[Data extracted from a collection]
——
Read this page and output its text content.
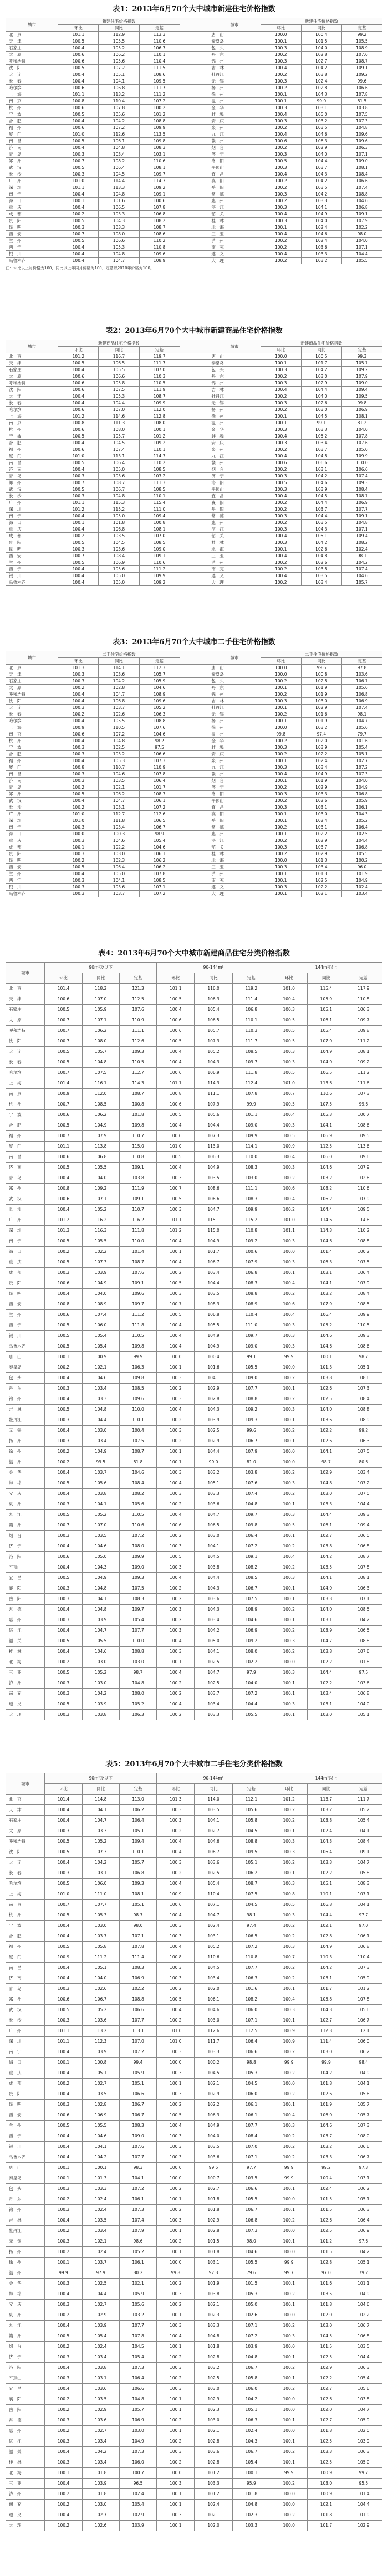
表1：2013年6月70个大中城市新建住宅价格指数
城市	新建住宅价格指数				城市	新建住宅价格指数		
	环比	同比	定基			环比	同比	定基
北　京	101.1	112.9	113.3		唐　山	100.0	100.4	99.2
天　津	100.5	105.5	110.6		秦皇岛	100.1	101.5	105.5
石家庄	100.4	105.2	106.7		包　头	100.3	104.0	108.9
太　原	100.6	106.2	110.1		丹　东	100.2	102.8	107.6
呼和浩特	100.6	105.6	110.4		锦　州	100.3	102.7	108.7
沈　阳	100.5	107.2	111.5		吉　林	100.4	104.2	109.1
大　连	100.4	105.1	108.6		牡丹江	100.2	103.8	109.2
长　春	100.4	104.1	109.5		无　锡	100.3	102.4	99.6
哈尔滨	100.6	106.8	111.7		扬　州	100.2	102.8	106.6
上　海	101.1	113.2	111.2		徐　州	100.1	104.3	107.8
南　京	100.8	110.4	107.2		温　州	100.1	99.0	81.5
杭　州	100.6	107.8	100.2		金　华	100.3	103.1	103.8
宁　波	100.5	105.6	101.2		蚌　埠	100.4	105.0	107.5
合　肥	100.4	104.2	108.8		安　庆	100.3	103.2	107.3
福　州	100.6	107.2	109.9		泉　州	100.2	103.5	104.8
厦　门	101.0	112.6	113.5		九　江	100.4	104.6	109.6
南　昌	100.5	106.1	109.8		赣　州	100.6	106.3	109.6
济　南	100.4	104.8	108.3		烟　台	100.2	102.9	106.3
青　岛	100.3	103.4	103.1		济　宁	100.3	104.0	107.1
郑　州	100.7	108.2	110.6		洛　阳	100.5	104.4	109.0
武　汉	100.5	106.4	108.1		平顶山	100.3	103.7	108.1
长　沙	100.3	104.5	109.7		宜　昌	100.4	104.3	108.4
广　州	101.0	114.4	114.3		襄　阳	100.2	104.2	106.6
深　圳	101.1	113.3	109.2		岳　阳	100.2	103.5	107.4
南　宁	100.4	104.8	109.1		常　德	100.3	104.2	108.8
海　口	100.1	101.6	100.6		惠　州	100.2	103.3	104.6
重　庆	100.4	106.5	107.8		湛　江	100.3	104.1	106.8
成　都	100.2	103.3	106.8		韶　关	100.4	104.9	109.1
贵　阳	100.5	104.3	108.2		桂　林	100.3	104.0	107.9
昆　明	100.3	103.3	108.7		北　海	100.1	102.4	102.2
西　安	100.7	108.0	108.6		三　亚	100.4	104.6	98.0
兰　州	100.5	106.6	110.2		泸　州	100.2	102.4	104.0
西　宁	100.4	105.3	110.8		南　充	100.2	103.6	107.1
银　川	100.4	104.8	109.6		遵　义	100.4	103.3	104.4
乌鲁木齐	100.4	104.7	108.9		大　理	100.2	103.2	105.5
注：环比以上月价格为100，同比以上年同月价格为100，定基以2010年价格为100。
表2：2013年6月70个大中城市新建商品住宅价格指数
城市	新建商品住宅价格指数				城市	新建商品住宅价格指数		
	环比	同比	定基			环比	同比	定基
北　京	101.2	116.7	119.7		唐　山	100.0	100.5	99.3
天　津	100.5	106.5	111.7		秦皇岛	100.1	101.7	105.7
石家庄	100.4	105.5	107.0		包　头	100.3	104.2	109.2
太　原	100.6	106.6	110.3		丹　东	100.2	103.0	107.9
呼和浩特	100.6	105.8	110.5		锦　州	100.3	102.9	109.0
沈　阳	100.6	107.5	111.9		吉　林	100.4	104.4	109.4
大　连	100.4	105.3	108.7		牡丹江	100.2	104.0	109.5
长　春	100.4	104.4	109.9		无　锡	100.3	102.6	99.8
哈尔滨	100.6	107.0	112.0		扬　州	100.2	103.0	106.9
上　海	101.2	114.6	112.8		徐　州	100.1	104.5	108.1
南　京	100.8	111.3	108.0		温　州	100.1	99.1	81.2
杭　州	100.6	108.0	100.1		金　华	100.3	103.3	104.0
宁　波	100.5	105.7	101.2		蚌　埠	100.4	105.2	107.8
合　肥	100.4	104.5	109.2		安　庆	100.3	103.4	107.6
福　州	100.6	107.4	110.1		泉　州	100.2	103.7	105.0
厦　门	101.0	113.1	114.3		九　江	100.4	104.8	109.9
南　昌	100.5	106.4	110.2		赣　州	100.6	106.6	110.0
济　南	100.4	105.0	108.5		烟　台	100.2	103.1	106.6
青　岛	100.3	103.6	103.2		济　宁	100.3	104.2	107.4
郑　州	100.7	108.7	111.3		洛　阳	100.5	104.6	109.3
武　汉	100.5	106.7	108.5		平顶山	100.3	103.9	108.4
长　沙	100.3	104.8	110.1		宜　昌	100.4	104.5	108.7
广　州	101.1	115.3	115.4		襄　阳	100.2	104.4	106.9
深　圳	101.2	115.2	111.0		岳　阳	100.2	103.7	107.7
南　宁	100.4	105.0	109.4		常　德	100.3	104.4	109.1
海　口	100.1	101.8	100.8		惠　州	100.2	103.5	104.8
重　庆	100.4	106.8	108.1		湛　江	100.3	104.3	107.1
成　都	100.2	103.5	107.0		韶　关	100.4	105.1	109.4
贵　阳	100.5	104.5	108.5		桂　林	100.3	104.2	108.2
昆　明	100.3	103.6	109.0		北　海	100.1	102.6	102.4
西　安	100.7	108.4	109.1		三　亚	100.4	104.8	98.1
兰　州	100.5	106.9	110.6		泸　州	100.2	102.6	104.2
西　宁	100.4	105.6	111.2		南　充	100.2	103.8	107.4
银　川	100.4	105.0	109.9		遵　义	100.4	103.5	104.6
乌鲁木齐	100.4	105.0	109.2		大　理	100.2	103.4	105.7
表3：2013年6月70个大中城市二手住宅价格指数
城市	二手住宅价格指数				城市	二手住宅价格指数		
	环比	同比	定基			环比	同比	定基
北　京	101.3	114.1	112.3		唐　山	100.0	99.6	97.8
天　津	100.3	103.6	105.7		秦皇岛	100.0	100.8	103.6
石家庄	100.3	104.2	105.9		包　头	100.2	102.8	106.7
太　原	100.2	102.8	104.6		丹　东	100.1	101.9	105.6
呼和浩特	100.4	104.7	108.9		锦　州	100.2	101.9	106.8
沈　阳	100.4	106.8	109.6		吉　林	100.3	103.0	106.9
大　连	100.3	103.7	105.2		牡丹江	100.1	102.9	107.4
长　春	100.2	102.6	106.3		无　锡	100.2	101.6	98.1
哈尔滨	100.4	105.5	108.8		扬　州	100.1	101.9	104.7
上　海	100.9	110.5	107.6		徐　州	100.0	103.2	105.6
南　京	100.6	107.2	104.6		温　州	99.8	97.4	79.7
杭　州	100.4	104.8	98.2		金　华	100.2	102.0	101.6
宁　波	100.3	102.5	97.5		蚌　埠	100.3	103.9	105.4
合　肥	100.3	103.2	106.6		安　庆	100.2	102.2	105.1
福　州	100.4	105.3	107.3		泉　州	100.1	102.4	102.7
厦　门	100.8	110.7	110.9		九　江	100.3	103.4	107.2
南　昌	100.3	104.6	107.8		赣　州	100.4	104.9	107.3
济　南	100.3	103.5	106.4		烟　台	100.1	101.9	104.0
青　岛	100.2	102.1	101.7		济　宁	100.2	102.9	104.9
郑　州	100.5	106.2	108.3		洛　阳	100.3	103.3	106.8
武　汉	100.4	104.7	106.1		平顶山	100.2	102.6	105.9
长　沙	100.2	103.1	107.2		宜　昌	100.3	103.1	106.1
广　州	101.0	112.7	112.6		襄　阳	100.1	103.0	104.3
深　圳	101.0	111.8	106.5		岳　阳	100.1	102.4	105.2
南　宁	100.3	103.4	106.7		常　德	100.2	103.1	106.4
海　口	100.0	100.3	98.9		惠　州	100.1	102.2	102.5
重　庆	100.3	104.6	105.4		湛　江	100.2	102.9	104.4
成　都	100.1	102.2	104.6		韶　关	100.3	103.7	106.8
贵　阳	100.3	103.0	106.1		桂　林	100.2	102.9	105.5
昆　明	100.2	102.3	106.2		北　海	100.0	101.3	100.2
西　安	100.5	106.4	106.2		三　亚	100.3	103.4	96.0
兰　州	100.4	105.0	107.8		泸　州	100.1	101.3	101.9
西　宁	100.3	104.1	108.5		南　充	100.1	102.5	104.9
银　川	100.3	103.6	107.1		遵　义	100.3	102.2	102.4
乌鲁木齐	100.3	103.7	107.2		大　理	100.1	102.1	103.4
表4：2013年6月70个大中城市新建商品住宅分类价格指数
城市	90m²及以下			90-144m²			144m²以上		
	环比	同比	定基	环比	同比	定基	环比	同比	定基
北　京	101.4	118.2	121.3	101.1	116.0	119.2	101.0	115.4	117.9
天　津	100.6	107.0	112.5	100.5	106.3	111.4	100.4	105.9	110.8
石家庄	100.5	105.9	107.6	100.4	105.4	106.8	100.3	105.1	106.3
太　原	100.7	107.1	110.9	100.6	106.5	110.1	100.5	106.1	109.7
呼和浩特	100.7	106.2	111.1	100.6	105.7	110.3	100.5	105.4	109.8
沈　阳	100.7	108.0	112.6	100.5	107.3	111.7	100.5	107.0	111.2
大　连	100.5	105.7	109.3	100.4	105.2	108.5	100.3	104.9	108.1
长　春	100.5	104.8	110.5	100.4	104.3	109.7	100.3	104.0	109.2
哈尔滨	100.7	107.5	112.7	100.6	106.9	111.8	100.5	106.5	111.2
上　海	101.4	116.1	114.3	101.1	114.3	112.4	101.0	113.6	111.6
南　京	100.9	112.0	108.7	100.8	111.1	107.8	100.7	110.6	107.3
杭　州	100.7	108.5	100.8	100.6	107.9	99.9	100.5	107.5	99.6
宁　波	100.6	106.2	101.8	100.5	105.6	101.1	100.4	105.3	100.7
合　肥	100.5	104.9	109.8	100.4	104.4	109.0	100.3	104.1	108.6
福　州	100.7	107.9	110.7	100.6	107.3	109.9	100.5	106.9	109.5
厦　门	101.1	113.8	115.0	101.0	113.0	114.1	100.9	112.5	113.6
南　昌	100.6	106.8	110.8	100.5	106.3	110.0	100.4	106.0	109.6
济　南	100.5	105.5	109.1	100.4	104.9	108.3	100.3	104.6	107.9
青　岛	100.4	104.0	103.8	100.3	103.5	103.0	100.2	103.2	102.6
郑　州	100.8	109.2	111.9	100.7	108.6	111.1	100.6	108.2	110.6
武　汉	100.6	107.1	109.1	100.5	106.6	108.3	100.4	106.2	107.9
长　沙	100.4	105.2	110.7	100.3	104.7	109.9	100.2	104.4	109.5
广　州	101.2	116.2	116.2	101.1	115.1	115.2	101.0	114.6	114.6
深　圳	101.3	116.3	111.8	101.2	115.0	110.8	101.1	114.3	110.2
南　宁	100.5	105.5	110.0	100.4	104.9	109.2	100.3	104.6	108.8
海　口	100.2	102.2	101.4	100.1	101.7	100.6	100.0	101.4	100.2
重　庆	100.5	107.3	108.7	100.4	106.7	107.9	100.3	106.3	107.5
成　都	100.3	103.9	107.6	100.2	103.4	106.8	100.1	103.1	106.4
贵　阳	100.6	104.9	109.1	100.5	104.4	108.3	100.4	104.1	107.9
昆　明	100.4	104.0	109.6	100.3	103.5	108.8	100.2	103.2	108.4
西　安	100.8	108.9	109.7	100.7	108.3	108.9	100.6	107.9	108.5
兰　州	100.6	107.4	111.2	100.5	106.8	110.4	100.4	106.4	109.9
西　宁	100.5	106.0	111.8	100.4	105.5	111.0	100.3	105.2	110.5
银　川	100.5	105.4	110.5	100.4	104.9	109.7	100.3	104.6	109.3
乌鲁木齐	100.5	105.4	109.8	100.4	104.9	109.0	100.3	104.6	108.6
唐　山	100.1	100.9	99.9	100.0	100.4	99.1	99.9	100.1	98.7
秦皇岛	100.2	102.1	106.3	100.1	101.6	105.5	100.0	101.3	105.1
包　头	100.4	104.6	109.8	100.3	104.1	109.0	100.2	103.8	108.6
丹　东	100.3	103.4	108.5	100.2	102.9	107.7	100.1	102.6	107.3
锦　州	100.4	103.3	109.6	100.3	102.8	108.8	100.2	102.5	108.4
吉　林	100.5	104.8	110.0	100.4	104.3	109.2	100.3	104.0	108.8
牡丹江	100.3	104.4	110.1	100.2	103.9	109.3	100.1	103.6	108.9
无　锡	100.4	103.0	100.4	100.3	102.5	99.6	100.2	102.2	99.2
扬　州	100.3	103.4	107.5	100.2	102.9	106.7	100.1	102.6	106.3
徐　州	100.2	104.9	108.7	100.1	104.4	107.9	100.0	104.1	107.5
温　州	100.2	99.5	81.8	100.1	99.0	81.0	100.0	98.7	80.6
金　华	100.4	103.7	104.6	100.3	103.2	103.8	100.2	102.9	103.4
蚌　埠	100.5	105.6	108.4	100.4	105.1	107.6	100.3	104.8	107.2
安　庆	100.4	103.8	108.2	100.3	103.3	107.4	100.2	103.0	107.0
泉　州	100.3	104.1	105.6	100.2	103.6	104.8	100.1	103.3	104.4
九　江	100.5	105.2	110.5	100.4	104.7	109.7	100.3	104.4	109.3
赣　州	100.7	107.0	110.6	100.6	106.5	109.8	100.5	106.1	109.4
烟　台	100.3	103.5	107.2	100.2	103.0	106.4	100.1	102.7	106.0
济　宁	100.4	104.6	108.0	100.3	104.1	107.2	100.2	103.8	106.8
洛　阳	100.6	105.0	109.9	100.5	104.5	109.1	100.4	104.2	108.7
平顶山	100.4	104.3	109.0	100.3	103.8	108.2	100.2	103.5	107.8
宜　昌	100.5	104.9	109.3	100.4	104.4	108.5	100.3	104.1	108.1
襄　阳	100.3	104.8	107.5	100.2	104.3	106.7	100.1	104.0	106.3
岳　阳	100.3	104.1	108.3	100.2	103.6	107.5	100.1	103.3	107.1
常　德	100.4	104.8	109.7	100.3	104.3	108.9	100.2	104.0	108.5
惠　州	100.3	103.9	105.4	100.2	103.4	104.6	100.1	103.1	104.2
湛　江	100.4	104.7	107.7	100.3	104.2	106.9	100.2	103.9	106.5
韶　关	100.5	105.5	110.0	100.4	105.0	109.2	100.3	104.7	108.8
桂　林	100.4	104.6	108.8	100.3	104.1	108.0	100.2	103.8	107.6
北　海	100.2	103.0	103.0	100.1	102.5	102.2	100.0	102.2	101.8
三　亚	100.5	105.2	98.7	100.4	104.7	97.9	100.3	104.4	97.5
泸　州	100.3	103.0	104.8	100.2	102.5	104.0	100.1	102.2	103.6
南　充	100.3	104.2	108.0	100.2	103.7	107.2	100.1	103.4	106.8
遵　义	100.5	103.9	105.2	100.4	103.4	104.4	100.3	103.1	104.0
大　理	100.3	103.8	106.3	100.2	103.3	105.5	100.1	103.0	105.1
表5：2013年6月70个大中城市二手住宅分类价格指数
城市	90m²及以下			90-144m²			144m²以上		
	环比	同比	定基	环比	同比	定基	环比	同比	定基
北　京	101.4	114.8	113.0	101.3	114.0	112.1	101.2	113.7	111.7
天　津	100.4	104.1	106.2	100.3	103.5	105.6	100.2	103.2	105.2
石家庄	100.4	104.7	106.4	100.3	104.1	105.8	100.2	103.8	105.4
太　原	100.3	103.3	105.1	100.2	102.7	104.5	100.1	102.4	104.1
呼和浩特	100.5	105.2	109.4	100.4	104.6	108.8	100.3	104.3	108.4
沈　阳	100.5	107.3	110.1	100.4	106.7	109.5	100.3	106.4	109.1
大　连	100.4	104.2	105.7	100.3	103.6	105.1	100.2	103.3	104.7
长　春	100.3	103.1	106.8	100.2	102.5	106.2	100.1	102.2	105.8
哈尔滨	100.5	106.0	109.3	100.4	105.4	108.7	100.3	105.1	108.3
上　海	101.0	111.0	108.1	100.9	110.4	107.5	100.8	110.1	107.1
南　京	100.7	107.7	105.1	100.6	107.1	104.5	100.5	106.8	104.1
杭　州	100.5	105.3	98.7	100.4	104.7	98.1	100.3	104.4	97.7
宁　波	100.4	103.0	98.0	100.3	102.4	97.4	100.2	102.1	97.0
合　肥	100.4	103.7	107.1	100.3	103.1	106.5	100.2	102.8	106.1
福　州	100.5	105.8	107.8	100.4	105.2	107.2	100.3	104.9	106.8
厦　门	100.9	111.2	111.4	100.8	110.6	110.8	100.7	110.3	110.4
南　昌	100.4	105.1	108.3	100.3	104.5	107.7	100.2	104.2	107.3
济　南	100.4	104.0	106.9	100.3	103.4	106.3	100.2	103.1	105.9
青　岛	100.3	102.6	102.2	100.2	102.0	101.6	100.1	101.7	101.2
郑　州	100.6	106.7	108.8	100.5	106.1	108.2	100.4	105.8	107.8
武　汉	100.5	105.2	106.6	100.4	104.6	106.0	100.3	104.3	105.6
长　沙	100.3	103.6	107.7	100.2	103.0	107.1	100.1	102.7	106.7
广　州	101.1	113.2	113.1	101.0	112.6	112.5	100.9	112.3	112.1
深　圳	101.1	112.3	107.0	101.0	111.7	106.4	100.9	111.4	106.0
南　宁	100.4	103.9	107.2	100.3	103.3	106.6	100.2	103.0	106.2
海　口	100.1	100.8	99.4	100.0	100.2	98.8	99.9	99.9	98.4
重　庆	100.4	105.1	105.9	100.3	104.5	105.3	100.2	104.2	104.9
成　都	100.2	102.7	105.1	100.1	102.1	104.5	100.0	101.8	104.1
贵　阳	100.4	103.5	106.6	100.3	102.9	106.0	100.2	102.6	105.6
昆　明	100.3	102.8	106.7	100.2	102.2	106.1	100.1	101.9	105.7
西　安	100.6	106.9	106.7	100.5	106.3	106.1	100.4	106.0	105.7
兰　州	100.5	105.5	108.3	100.4	104.9	107.7	100.3	104.6	107.3
西　宁	100.4	104.6	109.0	100.3	104.0	108.4	100.2	103.7	108.0
银　川	100.4	104.1	107.6	100.3	103.5	107.0	100.2	103.2	106.6
乌鲁木齐	100.4	104.2	107.7	100.3	103.6	107.1	100.2	103.3	106.7
唐　山	100.1	100.1	98.3	100.0	99.5	97.7	99.9	99.2	97.3
秦皇岛	100.1	101.3	104.1	100.0	100.7	103.5	99.9	100.4	103.1
包　头	100.3	103.3	107.2	100.2	102.7	106.6	100.1	102.4	106.2
丹　东	100.2	102.4	106.1	100.1	101.8	105.5	100.0	101.5	105.1
锦　州	100.3	102.4	107.3	100.2	101.8	106.7	100.1	101.5	106.3
吉　林	100.4	103.5	107.4	100.3	102.9	106.8	100.2	102.6	106.4
牡丹江	100.2	103.4	107.9	100.1	102.8	107.3	100.0	102.5	106.9
无　锡	100.3	102.1	98.6	100.2	101.5	98.0	100.1	101.2	97.6
扬　州	100.2	102.4	105.2	100.1	101.8	104.6	100.0	101.5	104.2
徐　州	100.1	103.7	106.1	100.0	103.1	105.5	99.9	102.8	105.1
温　州	99.9	97.9	80.2	99.8	97.3	79.6	99.7	97.0	79.2
金　华	100.3	102.5	102.1	100.2	101.9	101.5	100.1	101.6	101.1
蚌　埠	100.4	104.4	105.9	100.3	103.8	105.3	100.2	103.5	104.9
安　庆	100.3	102.7	105.6	100.2	102.1	105.0	100.1	101.8	104.6
泉　州	100.2	102.9	103.2	100.1	102.3	102.6	100.0	102.0	102.2
九　江	100.4	103.9	107.7	100.3	103.3	107.1	100.2	103.0	106.7
赣　州	100.5	105.4	107.8	100.4	104.8	107.2	100.3	104.5	106.8
烟　台	100.2	102.4	104.5	100.1	101.8	103.9	100.0	101.5	103.5
济　宁	100.3	103.4	105.4	100.2	102.8	104.8	100.1	102.5	104.4
洛　阳	100.4	103.8	107.3	100.3	103.2	106.7	100.2	102.9	106.3
平顶山	100.3	103.1	106.4	100.2	102.5	105.8	100.1	102.2	105.4
宜　昌	100.4	103.6	106.6	100.3	103.0	106.0	100.2	102.7	105.6
襄　阳	100.2	103.5	104.8	100.1	102.9	104.2	100.0	102.6	103.8
岳　阳	100.2	102.9	105.7	100.1	102.3	105.1	100.0	102.0	104.7
常　德	100.3	103.6	106.9	100.2	103.0	106.3	100.1	102.7	105.9
惠　州	100.2	102.7	103.0	100.1	102.1	102.4	100.0	101.8	102.0
湛　江	100.3	103.4	104.9	100.2	102.8	104.3	100.1	102.5	103.9
韶　关	100.4	104.2	107.3	100.3	103.6	106.7	100.2	103.3	106.3
桂　林	100.3	103.4	106.0	100.2	102.8	105.4	100.1	102.5	105.0
北　海	100.1	101.8	100.7	100.0	101.2	100.1	99.9	100.9	99.7
三　亚	100.4	103.9	96.5	100.3	103.3	95.9	100.2	103.0	95.5
泸　州	100.2	101.8	102.4	100.1	101.2	101.8	100.0	100.9	101.4
南　充	100.2	103.0	105.4	100.1	102.4	104.8	100.0	102.1	104.4
遵　义	100.4	102.7	102.9	100.3	102.1	102.3	100.2	101.8	101.9
大　理	100.2	102.6	103.9	100.1	102.0	103.3	100.0	101.7	102.9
——
### [Task statement]
Count the lines that hold the string "乌鲁木齐", and reply with that number alone.

### [Answer to the exercise]
5